Tarea asignada 1: Extrae de los registros, sin alterar nada, las líneas que empiezan en la que contiene "- addon-label: Add: Fried Egg: [143, 858, 264, 878]" y terminan en la que contiene "- item-code: T6.: [87, 633, 117, 657]", ambas incluidas.

Lunes, 12 de agosto de 2024.
Reproducimos aquí la conferencia de Alberto Manguel del sábado 7 de junio de 2008 en la Feria del Libro de Madrid, dentro de las actividades organizadas por ACE Traductores. Este texto se publicó previamente en VASOS COMUNICANTES 41
Jorge Luis Borges opinó alguna vez que los traductores no deben ser literales. «El error —dijo Borges— consiste en que no se tiene en cuenta que cada idioma es un modo de sentir el universo o de percibir el universo1».
Traducción es el nombre que usamos para designar el acto más íntimo de lectura. Toda lectura es traducción, el pasaje de la visión formal del universo a una forma particular de sentirlo o percibirlo, de una representación del mundo-texto (en letras escritas) a otra (en letras vistas y oídas). Recientes estudios han descubierto que la zona de nuestro cerebro que organiza la recepción de texto es la misma que nos permite discernir formas y distancias; es decir que leer, desde un punto de vista fisiológico, es traducir las formas físicas del universo en representaciones imaginarias y, a la vez, espaciales. Leer es traducir materialmente la realidad del mundo en nuestra propia y sentida realidad.
Nombrar algo ya es traducirlo. Decir que eso que vemos es la señora Botella y no el estilizado perfil de un pez espada es traducir su espléndido físico a un complejo sistema de significados que, por falta de tiempo y espacio, resumimos en dos palabras, «Señora Botella», que cargan a su vez con todas las connotaciones estéticas, políticas, sociales, psicológicas del personaje.

Tarea asignada 2: Prosigue el texto sobre la traducción como forma de lectura a partir de la última oración que aparece.

Datos proporcionados:

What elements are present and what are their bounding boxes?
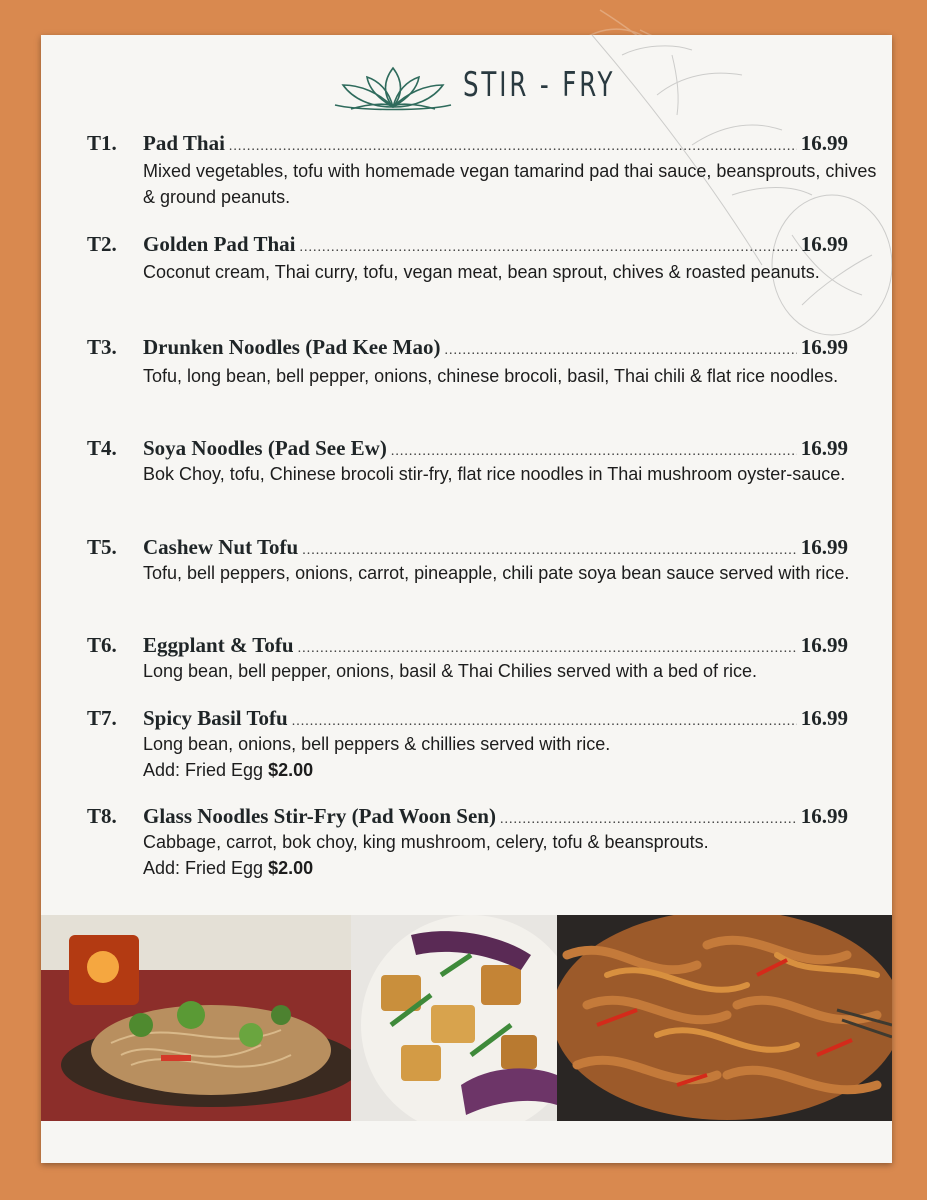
- addon-label: Add: Fried Egg: [143, 858, 264, 878]
- addon-line: [143, 757, 878, 783]
- item-code: T8.: [87, 804, 117, 828]
- item-name: Golden Pad Thai: [143, 232, 296, 256]
- item-description: Bok Choy, tofu, Chinese brocoli stir-fry, flat rice noodles in Thai mushroom oyster-sauce.: [143, 464, 846, 484]
- dot-leader: [391, 444, 797, 460]
- addon-price: $2.00: [268, 760, 314, 780]
- item-code: T6.: [87, 633, 117, 657]
- item-description: Tofu, bell peppers, onions, carrot, pineapple, chili pate soya bean sauce served with rice.: [143, 563, 850, 583]
- section-title: STIR - FRY: [463, 65, 616, 105]
- dot-leader: [300, 240, 797, 256]
- dot-leader: [500, 812, 797, 828]
- item-code: T4.: [87, 436, 117, 460]
- item-code: T7.: [87, 706, 117, 730]
- item-description-text: Long bean, onions, bell peppers & chillies served with rice.: [143, 734, 611, 754]
- item-description: Mixed vegetables, tofu with homemade vegan tamarind pad thai sauce, beansprouts, chives & ground peanuts.: [143, 161, 877, 207]
- item-description: Tofu, long bean, bell pepper, onions, chinese brocoli, basil, Thai chili & flat rice noodles.: [143, 366, 839, 386]
- item-price: 16.99: [800, 706, 848, 730]
- dot-leader: [445, 343, 797, 359]
- item-price: 16.99: [800, 232, 848, 256]
- food-photo-noodles-plate: [41, 915, 351, 1121]
- item-price: 16.99: [800, 804, 848, 828]
- item-price: 16.99: [800, 436, 848, 460]
- item-description: [143, 829, 878, 881]
- item-code: T2.: [87, 232, 117, 256]
- item-name: Soya Noodles (Pad See Ew): [143, 436, 387, 460]
- item-description-text: Cabbage, carrot, bok choy, king mushroom, celery, tofu & beansprouts.: [143, 832, 709, 852]
- item-description: Coconut cream, Thai curry, tofu, vegan meat, bean sprout, chives & roasted peanuts.: [143, 262, 820, 282]
- item-description: Long bean, bell pepper, onions, basil & Thai Chilies served with a bed of rice.: [143, 661, 758, 681]
- item-price: 16.99: [800, 633, 848, 657]
- item-description: [143, 731, 878, 783]
- item-name: Spicy Basil Tofu: [143, 706, 288, 730]
- item-code: T3.: [87, 335, 117, 359]
- item-name: Drunken Noodles (Pad Kee Mao): [143, 335, 441, 359]
- item-name: Glass Noodles Stir-Fry (Pad Woon Sen): [143, 804, 496, 828]
- addon-line: [143, 855, 878, 881]
- food-photo-drunken-noodles: [557, 915, 892, 1121]
- dot-leader: [298, 641, 797, 657]
- addon-price: $2.00: [268, 858, 314, 878]
- menu-sheet: [41, 35, 892, 1163]
- item-price: 16.99: [800, 335, 848, 359]
- item-name: Cashew Nut Tofu: [143, 535, 299, 559]
- item-price: 16.99: [800, 131, 848, 155]
- item-code: T1.: [87, 131, 117, 155]
- dot-leader: [229, 139, 797, 155]
- addon-label: Add: Fried Egg: [143, 760, 264, 780]
- dot-leader: [302, 543, 797, 559]
- lotus-icon: [331, 63, 455, 113]
- item-name: Pad Thai: [143, 131, 225, 155]
- item-code: T5.: [87, 535, 117, 559]
- food-photo-strip: [41, 915, 892, 1121]
- item-price: 16.99: [800, 535, 848, 559]
- section-header: [41, 57, 892, 117]
- dot-leader: [292, 714, 797, 730]
- food-photo-eggplant-tofu: [351, 915, 557, 1121]
- item-name: Eggplant & Tofu: [143, 633, 294, 657]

Respuesta escrita 1:
- addon-label: Add: Fried Egg: [143, 858, 264, 878]
- addon-line: [143, 757, 878, 783]
- item-code: T8.: [87, 804, 117, 828]
- item-name: Golden Pad Thai: [143, 232, 296, 256]
- item-description: Bok Choy, tofu, Chinese brocoli stir-fry, flat rice noodles in Thai mushroom oyster-sauce.: [143, 464, 846, 484]
- dot-leader: [391, 444, 797, 460]
- addon-price: $2.00: [268, 760, 314, 780]
- item-code: T6.: [87, 633, 117, 657]

Respuesta escrita 2:
Decir «América Hispánica» también es traducción. Es resumir una compleja geografía con sus largas historias indígenas, su colonización, su independencia, su nueva colonización, sus ciudades, sus ríos, sus obras literarias, sus fábricas, sus caminos, la vida de cada uno de sus habitantes. Todo eso y mucho más, en dos palabras que lo traducen en una forzada asociación verbal con un explorador italiano y una cultura debida a Roma. Toda traducción es conquista.
Una de las numerosas etapas a través de las cuales el continente americano intentó hallar su identidad plural y singular se produjo después de la llegada de los españoles. Entre las lenguas nativas del continente y la lengua de los recién llegados hubo encuentro, enfrentamiento, diálogo, intento de exterminación, estudio y, en cierta medida, aceptación. En la Babel de las Américas fue la traducción la que, de muchas formas, intentó reconocer al otro y a su lengua, fuera para entenderlo, para dialogar con él o para eliminarlo.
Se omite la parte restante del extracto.